**RECORD SET**.
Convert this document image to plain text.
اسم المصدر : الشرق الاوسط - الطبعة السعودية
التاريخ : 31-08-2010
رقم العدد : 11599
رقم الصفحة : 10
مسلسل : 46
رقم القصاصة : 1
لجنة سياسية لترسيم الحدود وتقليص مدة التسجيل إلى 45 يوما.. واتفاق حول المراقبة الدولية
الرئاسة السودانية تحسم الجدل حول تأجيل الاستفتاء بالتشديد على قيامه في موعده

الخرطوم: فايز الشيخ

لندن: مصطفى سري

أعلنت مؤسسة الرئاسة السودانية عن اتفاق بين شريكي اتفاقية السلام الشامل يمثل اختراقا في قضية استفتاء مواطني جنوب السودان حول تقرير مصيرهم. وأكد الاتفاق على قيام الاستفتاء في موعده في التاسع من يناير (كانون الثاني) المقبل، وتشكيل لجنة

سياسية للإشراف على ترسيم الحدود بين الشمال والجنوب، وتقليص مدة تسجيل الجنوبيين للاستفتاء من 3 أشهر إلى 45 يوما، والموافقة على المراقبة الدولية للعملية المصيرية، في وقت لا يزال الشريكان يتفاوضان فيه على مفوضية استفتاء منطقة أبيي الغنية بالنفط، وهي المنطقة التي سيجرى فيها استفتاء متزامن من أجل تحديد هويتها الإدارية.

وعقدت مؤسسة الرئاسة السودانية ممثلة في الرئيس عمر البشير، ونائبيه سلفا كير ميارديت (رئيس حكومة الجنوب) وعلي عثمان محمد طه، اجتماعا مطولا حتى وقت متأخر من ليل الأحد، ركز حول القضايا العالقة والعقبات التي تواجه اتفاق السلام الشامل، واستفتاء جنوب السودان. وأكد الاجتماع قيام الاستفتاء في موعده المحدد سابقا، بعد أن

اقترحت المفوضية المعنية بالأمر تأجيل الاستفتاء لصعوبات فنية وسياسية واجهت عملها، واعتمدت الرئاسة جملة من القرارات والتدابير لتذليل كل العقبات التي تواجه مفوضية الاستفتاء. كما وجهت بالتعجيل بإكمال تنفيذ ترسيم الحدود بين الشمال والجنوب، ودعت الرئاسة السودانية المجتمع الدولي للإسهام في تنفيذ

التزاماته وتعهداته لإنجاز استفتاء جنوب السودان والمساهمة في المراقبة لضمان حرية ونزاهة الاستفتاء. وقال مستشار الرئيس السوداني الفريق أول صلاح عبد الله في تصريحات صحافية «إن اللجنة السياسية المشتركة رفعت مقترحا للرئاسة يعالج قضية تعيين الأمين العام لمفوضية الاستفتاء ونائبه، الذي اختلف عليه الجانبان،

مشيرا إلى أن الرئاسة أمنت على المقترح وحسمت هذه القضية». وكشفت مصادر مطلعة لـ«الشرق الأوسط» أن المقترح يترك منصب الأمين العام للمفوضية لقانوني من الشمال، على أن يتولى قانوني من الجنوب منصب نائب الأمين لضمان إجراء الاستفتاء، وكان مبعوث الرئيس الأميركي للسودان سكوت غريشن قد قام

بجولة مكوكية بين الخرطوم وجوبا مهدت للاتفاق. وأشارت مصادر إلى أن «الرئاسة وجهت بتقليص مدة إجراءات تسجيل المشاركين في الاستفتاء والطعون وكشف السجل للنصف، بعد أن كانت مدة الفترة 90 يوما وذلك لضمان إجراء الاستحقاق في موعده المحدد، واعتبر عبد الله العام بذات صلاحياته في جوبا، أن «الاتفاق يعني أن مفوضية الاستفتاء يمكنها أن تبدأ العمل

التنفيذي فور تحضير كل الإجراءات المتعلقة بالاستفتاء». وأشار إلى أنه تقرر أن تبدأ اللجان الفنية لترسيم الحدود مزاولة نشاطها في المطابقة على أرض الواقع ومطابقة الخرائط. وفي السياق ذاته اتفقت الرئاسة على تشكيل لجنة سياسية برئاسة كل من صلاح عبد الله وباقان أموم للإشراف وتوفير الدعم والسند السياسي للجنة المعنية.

**WHAT THE EXERCISE ASKS**.
Above are some records. Print them all exactly.

**FULL SOLUTION**.
Convert this document image to plain text.
اسم المصدر : الشرق الاوسط - الطبعة السعودية
التاريخ : 31-08-2010
رقم العدد : 11599
رقم الصفحة : 10
مسلسل : 46
رقم القصاصة : 1
لجنة سياسية لترسيم الحدود وتقليص مدة التسجيل إلى 45 يوما.. واتفاق حول المراقبة الدولية
الرئاسة السودانية تحسم الجدل حول تأجيل الاستفتاء بالتشديد على قيامه في موعده

الخرطوم: فايز الشيخ

لندن: مصطفى سري

أعلنت مؤسسة الرئاسة السودانية عن اتفاق بين شريكي اتفاقية السلام الشامل يمثل اختراقا في قضية استفتاء مواطني جنوب السودان حول تقرير مصيرهم. وأكد الاتفاق على قيام الاستفتاء في موعده في التاسع من يناير (كانون الثاني) المقبل، وتشكيل لجنة

سياسية للإشراف على ترسيم الحدود بين الشمال والجنوب، وتقليص مدة تسجيل الجنوبيين للاستفتاء من 3 أشهر إلى 45 يوما، والموافقة على المراقبة الدولية للعملية المصيرية، في وقت لا يزال الشريكان يتفاوضان فيه على مفوضية استفتاء منطقة أبيي الغنية بالنفط، وهي المنطقة التي سيجرى فيها استفتاء متزامن من أجل تحديد هويتها الإدارية.

وعقدت مؤسسة الرئاسة السودانية ممثلة في الرئيس عمر البشير، ونائبيه سلفا كير ميارديت (رئيس حكومة الجنوب) وعلي عثمان محمد طه، اجتماعا مطولا حتى وقت متأخر من ليل الأحد، ركز حول القضايا العالقة والعقبات التي تواجه اتفاق السلام الشامل، واستفتاء جنوب السودان. وأكد الاجتماع قيام الاستفتاء في موعده المحدد سابقا، بعد أن

اقترحت المفوضية المعنية بالأمر تأجيل الاستفتاء لصعوبات فنية وسياسية واجهت عملها، واعتمدت الرئاسة جملة من القرارات والتدابير لتذليل كل العقبات التي تواجه مفوضية الاستفتاء. كما وجهت بالتعجيل بإكمال تنفيذ ترسيم الحدود بين الشمال والجنوب، ودعت الرئاسة السودانية المجتمع الدولي للإسهام في تنفيذ

التزاماته وتعهداته لإنجاز استفتاء جنوب السودان والمساهمة في المراقبة لضمان حرية ونزاهة الاستفتاء. وقال مستشار الرئيس السوداني الفريق أول صلاح عبد الله في تصريحات صحافية «إن اللجنة السياسية المشتركة رفعت مقترحا للرئاسة يعالج قضية تعيين الأمين العام لمفوضية الاستفتاء ونائبه، الذي اختلف عليه الجانبان،

مشيرا إلى أن الرئاسة أمنت على المقترح وحسمت هذه القضية». وكشفت مصادر مطلعة لـ«الشرق الأوسط» أن المقترح يترك منصب الأمين العام للمفوضية لقانوني من الشمال، على أن يتولى قانوني من الجنوب منصب نائب الأمين لضمان إجراء الاستفتاء، وكان مبعوث الرئيس الأميركي للسودان سكوت غريشن قد قام

بجولة مكوكية بين الخرطوم وجوبا مهدت للاتفاق. وأشارت مصادر إلى أن «الرئاسة وجهت بتقليص مدة إجراءات تسجيل المشاركين في الاستفتاء والطعون وكشف السجل للنصف، بعد أن كانت مدة الفترة 90 يوما وذلك لضمان إجراء الاستحقاق في موعده المحدد، واعتبر عبد الله العام بذات صلاحياته في جوبا، أن «الاتفاق يعني أن مفوضية الاستفتاء يمكنها أن تبدأ العمل

التنفيذي فور تحضير كل الإجراءات المتعلقة بالاستفتاء». وأشار إلى أنه تقرر أن تبدأ اللجان الفنية لترسيم الحدود مزاولة نشاطها في المطابقة على أرض الواقع ومطابقة الخرائط. وفي السياق ذاته اتفقت الرئاسة على تشكيل لجنة سياسية برئاسة كل من صلاح عبد الله وباقان أموم للإشراف وتوفير الدعم والسند السياسي للجنة المعنية.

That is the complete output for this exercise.